**Recorded data**.
## START

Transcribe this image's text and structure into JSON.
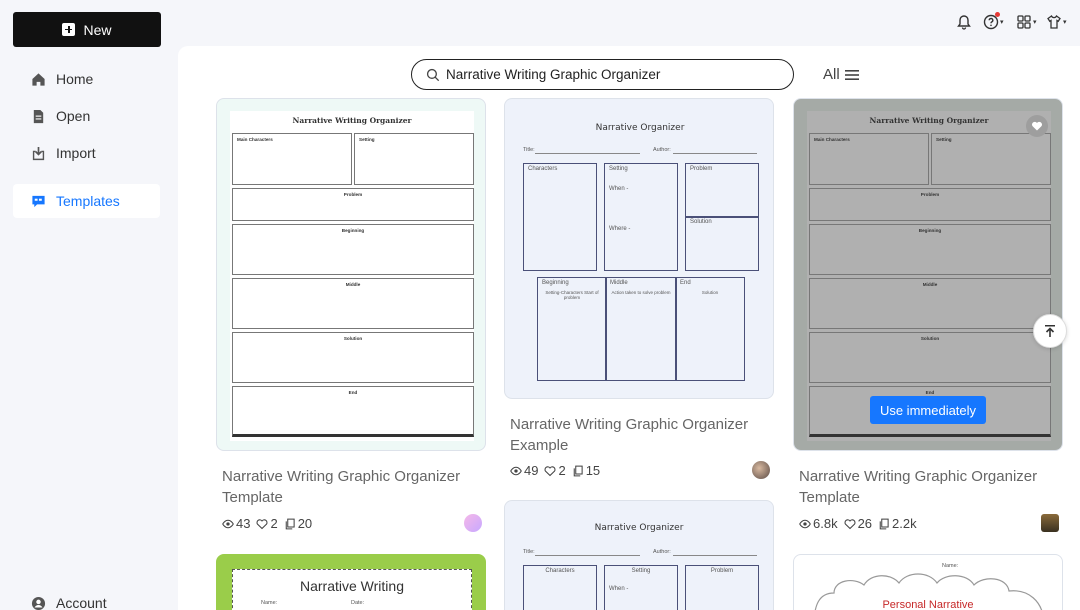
{
  "sidebar": {
    "new_label": "New",
    "items": [
      {
        "label": "Home",
        "icon": "home-icon"
      },
      {
        "label": "Open",
        "icon": "file-icon"
      },
      {
        "label": "Import",
        "icon": "import-icon"
      },
      {
        "label": "Templates",
        "icon": "templates-icon"
      }
    ],
    "account_label": "Account"
  },
  "search": {
    "value": "Narrative Writing Graphic Organizer",
    "filter_label": "All"
  },
  "colors": {
    "accent": "#1677ff",
    "sidebar_bg": "#f5f6fa",
    "new_button": "#111111"
  },
  "cards": [
    {
      "title": "Narrative Writing Graphic Organizer Template",
      "views": "43",
      "likes": "2",
      "copies": "20",
      "preview": {
        "title": "Narrative Writing Organizer",
        "boxes": [
          "Main Characters",
          "Setting",
          "Problem",
          "Beginning",
          "Middle",
          "Solution",
          "End"
        ]
      }
    },
    {
      "title": "Narrative Writing Graphic Organizer Example",
      "views": "49",
      "likes": "2",
      "copies": "15",
      "preview": {
        "title": "Narrative Organizer",
        "title_field": "Title:",
        "author_field": "Author:",
        "characters": "Characters",
        "setting": "Setting",
        "when": "When -",
        "where": "Where -",
        "problem": "Problem",
        "solution": "Solution",
        "beginning": "Beginning",
        "middle": "Middle",
        "end": "End",
        "beginning_note": "Setting-Characters Start of problem",
        "middle_note": "Action taken to solve problem",
        "end_note": "Solution"
      }
    },
    {
      "title": "Narrative Writing Graphic Organizer Template",
      "views": "6.8k",
      "likes": "26",
      "copies": "2.2k",
      "use_button": "Use immediately",
      "preview": {
        "title": "Narrative Writing Organizer",
        "boxes": [
          "Main Characters",
          "Setting",
          "Problem",
          "Beginning",
          "Middle",
          "Solution",
          "End"
        ]
      }
    },
    {
      "preview": {
        "title": "Narrative Writing",
        "name": "Name:",
        "date": "Date:"
      }
    },
    {
      "preview": {
        "title": "Narrative Organizer",
        "title_field": "Title:",
        "author_field": "Author:",
        "characters": "Characters",
        "setting": "Setting",
        "problem": "Problem",
        "when": "When -"
      }
    },
    {
      "preview": {
        "name": "Name:",
        "title": "Personal Narrative"
      }
    }
  ]
}
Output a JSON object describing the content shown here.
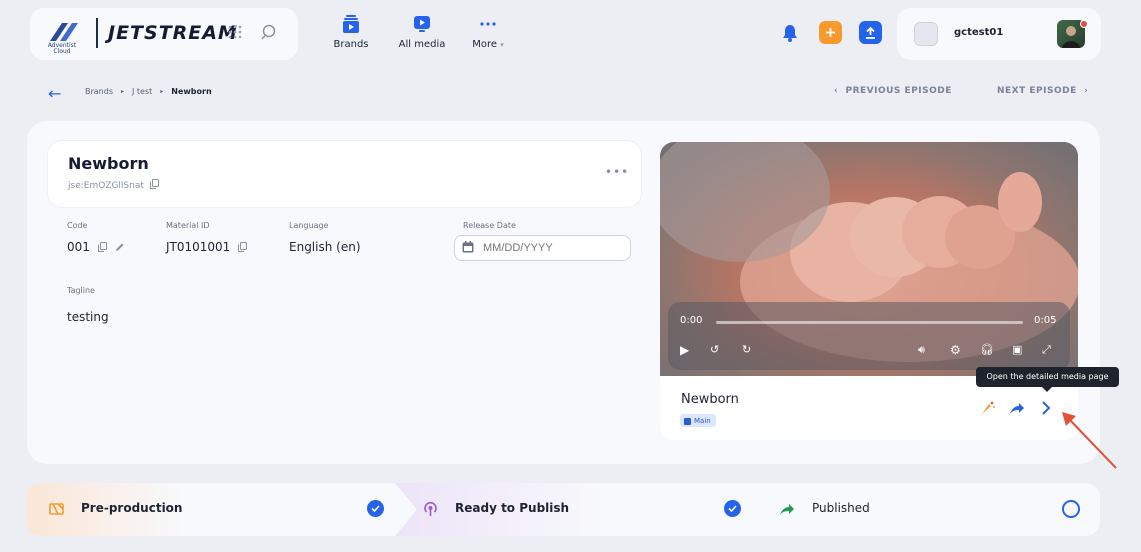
{
  "header": {
    "logo_text": "JETSTREAM",
    "logo_sub": "Adventist Cloud",
    "nav": [
      {
        "label": "Brands",
        "icon": "brands-icon"
      },
      {
        "label": "All media",
        "icon": "media-icon"
      },
      {
        "label": "More",
        "icon": "more-icon"
      }
    ],
    "user": {
      "name": "gctest01"
    }
  },
  "breadcrumb": {
    "items": [
      "Brands",
      "J test",
      "Newborn"
    ],
    "prev": "PREVIOUS EPISODE",
    "next": "NEXT EPISODE"
  },
  "episode": {
    "title": "Newborn",
    "id": "jse:EmOZGllSnat",
    "fields": {
      "code_label": "Code",
      "code": "001",
      "material_label": "Material ID",
      "material": "JT0101001",
      "language_label": "Language",
      "language": "English (en)",
      "release_label": "Release Date",
      "release_placeholder": "MM/DD/YYYY",
      "tagline_label": "Tagline",
      "tagline": "testing"
    }
  },
  "media": {
    "name": "Newborn",
    "badge": "Main",
    "time_current": "0:00",
    "time_total": "0:05",
    "progress": 0,
    "tooltip": "Open the detailed media page"
  },
  "pipeline": [
    {
      "label": "Pre-production",
      "status": "done"
    },
    {
      "label": "Ready to Publish",
      "status": "done"
    },
    {
      "label": "Published",
      "status": "pending"
    }
  ],
  "colors": {
    "accent": "#2563eb",
    "orange": "#f79a2e",
    "annotation": "#e2523a"
  }
}
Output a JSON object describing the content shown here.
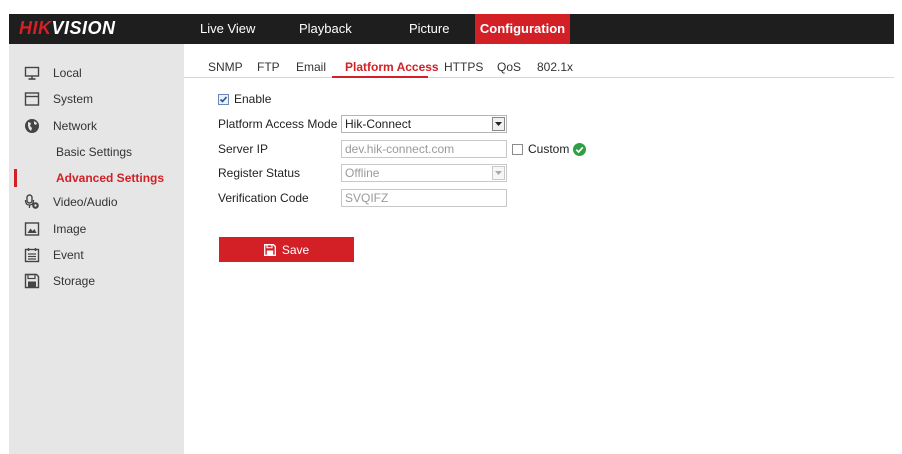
{
  "brand": {
    "logo_part1": "HIK",
    "logo_part2": "VISION"
  },
  "top_nav": [
    {
      "label": "Live View"
    },
    {
      "label": "Playback"
    },
    {
      "label": "Picture"
    },
    {
      "label": "Configuration",
      "active": true
    }
  ],
  "sidebar": {
    "items": [
      {
        "label": "Local",
        "icon": "monitor-icon"
      },
      {
        "label": "System",
        "icon": "system-icon"
      },
      {
        "label": "Network",
        "icon": "network-globe-icon"
      },
      {
        "label": "Basic Settings"
      },
      {
        "label": "Advanced Settings",
        "active": true
      },
      {
        "label": "Video/Audio",
        "icon": "video-audio-icon"
      },
      {
        "label": "Image",
        "icon": "image-icon"
      },
      {
        "label": "Event",
        "icon": "event-calendar-icon"
      },
      {
        "label": "Storage",
        "icon": "storage-icon"
      }
    ]
  },
  "sub_tabs": [
    {
      "label": "SNMP"
    },
    {
      "label": "FTP"
    },
    {
      "label": "Email"
    },
    {
      "label": "Platform Access",
      "active": true
    },
    {
      "label": "HTTPS"
    },
    {
      "label": "QoS"
    },
    {
      "label": "802.1x"
    }
  ],
  "form": {
    "enable_label": "Enable",
    "enable_checked": true,
    "platform_access_mode": {
      "label": "Platform Access Mode",
      "value": "Hik-Connect"
    },
    "server_ip": {
      "label": "Server IP",
      "value": "dev.hik-connect.com",
      "custom_label": "Custom",
      "custom_checked": false
    },
    "register_status": {
      "label": "Register Status",
      "value": "Offline"
    },
    "verification_code": {
      "label": "Verification Code",
      "value": "SVQIFZ"
    },
    "save_label": "Save"
  },
  "colors": {
    "accent": "#d32027",
    "topbar": "#1e1e1e",
    "sidebar": "#e6e6e6",
    "status_ok": "#2ea043"
  }
}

## END

**What the task asks**. Print out every entry above without changing a word, and leave out the pictures.

**Written solution**.
Transcribe this image's text and structure into JSON.
{
  "sidebar": {
    "new_label": "New",
    "items": [
      {
        "label": "Home",
        "icon": "home-icon"
      },
      {
        "label": "Open",
        "icon": "file-icon"
      },
      {
        "label": "Import",
        "icon": "import-icon"
      },
      {
        "label": "Templates",
        "icon": "templates-icon"
      }
    ],
    "account_label": "Account"
  },
  "search": {
    "value": "Narrative Writing Graphic Organizer",
    "filter_label": "All"
  },
  "colors": {
    "accent": "#1677ff",
    "sidebar_bg": "#f5f6fa",
    "new_button": "#111111"
  },
  "cards": [
    {
      "title": "Narrative Writing Graphic Organizer Template",
      "views": "43",
      "likes": "2",
      "copies": "20",
      "preview": {
        "title": "Narrative Writing Organizer",
        "boxes": [
          "Main Characters",
          "Setting",
          "Problem",
          "Beginning",
          "Middle",
          "Solution",
          "End"
        ]
      }
    },
    {
      "title": "Narrative Writing Graphic Organizer Example",
      "views": "49",
      "likes": "2",
      "copies": "15",
      "preview": {
        "title": "Narrative Organizer",
        "title_field": "Title:",
        "author_field": "Author:",
        "characters": "Characters",
        "setting": "Setting",
        "when": "When -",
        "where": "Where -",
        "problem": "Problem",
        "solution": "Solution",
        "beginning": "Beginning",
        "middle": "Middle",
        "end": "End",
        "beginning_note": "Setting-Characters Start of problem",
        "middle_note": "Action taken to solve problem",
        "end_note": "Solution"
      }
    },
    {
      "title": "Narrative Writing Graphic Organizer Template",
      "views": "6.8k",
      "likes": "26",
      "copies": "2.2k",
      "use_button": "Use immediately",
      "preview": {
        "title": "Narrative Writing Organizer",
        "boxes": [
          "Main Characters",
          "Setting",
          "Problem",
          "Beginning",
          "Middle",
          "Solution",
          "End"
        ]
      }
    },
    {
      "preview": {
        "title": "Narrative Writing",
        "name": "Name:",
        "date": "Date:"
      }
    },
    {
      "preview": {
        "title": "Narrative Organizer",
        "title_field": "Title:",
        "author_field": "Author:",
        "characters": "Characters",
        "setting": "Setting",
        "problem": "Problem",
        "when": "When -"
      }
    },
    {
      "preview": {
        "name": "Name:",
        "title": "Personal Narrative"
      }
    }
  ]
}
Output a JSON object describing the content shown here.
{
  "header": {
    "logo_text": "JETSTREAM",
    "logo_sub": "Adventist Cloud",
    "nav": [
      {
        "label": "Brands",
        "icon": "brands-icon"
      },
      {
        "label": "All media",
        "icon": "media-icon"
      },
      {
        "label": "More",
        "icon": "more-icon"
      }
    ],
    "user": {
      "name": "gctest01"
    }
  },
  "breadcrumb": {
    "items": [
      "Brands",
      "J test",
      "Newborn"
    ],
    "prev": "PREVIOUS EPISODE",
    "next": "NEXT EPISODE"
  },
  "episode": {
    "title": "Newborn",
    "id": "jse:EmOZGllSnat",
    "fields": {
      "code_label": "Code",
      "code": "001",
      "material_label": "Material ID",
      "material": "JT0101001",
      "language_label": "Language",
      "language": "English (en)",
      "release_label": "Release Date",
      "release_placeholder": "MM/DD/YYYY",
      "tagline_label": "Tagline",
      "tagline": "testing"
    }
  },
  "media": {
    "name": "Newborn",
    "badge": "Main",
    "time_current": "0:00",
    "time_total": "0:05",
    "progress": 0,
    "tooltip": "Open the detailed media page"
  },
  "pipeline": [
    {
      "label": "Pre-production",
      "status": "done"
    },
    {
      "label": "Ready to Publish",
      "status": "done"
    },
    {
      "label": "Published",
      "status": "pending"
    }
  ],
  "colors": {
    "accent": "#2563eb",
    "orange": "#f79a2e",
    "annotation": "#e2523a"
  }
}
Output a JSON object describing the content shown here.
{
  "brand": {
    "logo_part1": "HIK",
    "logo_part2": "VISION"
  },
  "top_nav": [
    {
      "label": "Live View"
    },
    {
      "label": "Playback"
    },
    {
      "label": "Picture"
    },
    {
      "label": "Configuration",
      "active": true
    }
  ],
  "sidebar": {
    "items": [
      {
        "label": "Local",
        "icon": "monitor-icon"
      },
      {
        "label": "System",
        "icon": "system-icon"
      },
      {
        "label": "Network",
        "icon": "network-globe-icon"
      },
      {
        "label": "Basic Settings"
      },
      {
        "label": "Advanced Settings",
        "active": true
      },
      {
        "label": "Video/Audio",
        "icon": "video-audio-icon"
      },
      {
        "label": "Image",
        "icon": "image-icon"
      },
      {
        "label": "Event",
        "icon": "event-calendar-icon"
      },
      {
        "label": "Storage",
        "icon": "storage-icon"
      }
    ]
  },
  "sub_tabs": [
    {
      "label": "SNMP"
    },
    {
      "label": "FTP"
    },
    {
      "label": "Email"
    },
    {
      "label": "Platform Access",
      "active": true
    },
    {
      "label": "HTTPS"
    },
    {
      "label": "QoS"
    },
    {
      "label": "802.1x"
    }
  ],
  "form": {
    "enable_label": "Enable",
    "enable_checked": true,
    "platform_access_mode": {
      "label": "Platform Access Mode",
      "value": "Hik-Connect"
    },
    "server_ip": {
      "label": "Server IP",
      "value": "dev.hik-connect.com",
      "custom_label": "Custom",
      "custom_checked": false
    },
    "register_status": {
      "label": "Register Status",
      "value": "Offline"
    },
    "verification_code": {
      "label": "Verification Code",
      "value": "SVQIFZ"
    },
    "save_label": "Save"
  },
  "colors": {
    "accent": "#d32027",
    "topbar": "#1e1e1e",
    "sidebar": "#e6e6e6",
    "status_ok": "#2ea043"
  }
}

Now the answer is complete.